#### Source records:
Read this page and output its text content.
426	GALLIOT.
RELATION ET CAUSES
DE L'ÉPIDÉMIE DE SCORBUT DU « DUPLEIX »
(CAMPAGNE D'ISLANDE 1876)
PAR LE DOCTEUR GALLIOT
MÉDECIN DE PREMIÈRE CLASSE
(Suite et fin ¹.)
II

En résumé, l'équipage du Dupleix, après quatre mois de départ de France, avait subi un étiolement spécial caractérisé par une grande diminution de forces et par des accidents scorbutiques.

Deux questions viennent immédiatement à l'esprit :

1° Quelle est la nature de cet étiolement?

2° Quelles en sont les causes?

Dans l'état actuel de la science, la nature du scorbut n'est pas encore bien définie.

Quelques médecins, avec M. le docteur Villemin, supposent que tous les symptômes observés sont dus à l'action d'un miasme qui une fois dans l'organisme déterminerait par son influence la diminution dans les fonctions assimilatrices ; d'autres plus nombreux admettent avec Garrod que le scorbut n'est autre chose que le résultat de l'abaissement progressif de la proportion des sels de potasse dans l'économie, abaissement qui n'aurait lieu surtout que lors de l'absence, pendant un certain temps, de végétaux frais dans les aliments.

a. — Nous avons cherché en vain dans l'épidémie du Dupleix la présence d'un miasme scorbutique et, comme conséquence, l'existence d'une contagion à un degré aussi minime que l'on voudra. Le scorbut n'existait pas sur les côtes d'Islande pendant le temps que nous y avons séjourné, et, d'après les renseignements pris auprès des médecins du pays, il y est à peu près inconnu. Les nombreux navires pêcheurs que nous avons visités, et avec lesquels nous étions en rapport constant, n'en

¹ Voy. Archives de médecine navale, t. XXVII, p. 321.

#### Set problem:
Return every line holding the word "diminution" from the records.

#### Response below:
En résumé, l'équipage du Dupleix, après quatre mois de départ de France, avait subi un étiolement spécial caractérisé par une grande diminution de forces et par des accidents scorbutiques.
Quelques médecins, avec M. le docteur Villemin, supposent que tous les symptômes observés sont dus à l'action d'un miasme qui une fois dans l'organisme déterminerait par son influence la diminution dans les fonctions assimilatrices ; d'autres plus nombreux admettent avec Garrod que le scorbut n'est autre chose que le résultat de l'abaissement progressif de la proportion des sels de potasse dans l'économie, abaissement qui n'aurait lieu surtout que lors de l'absence, pendant un certain temps, de végétaux frais dans les aliments.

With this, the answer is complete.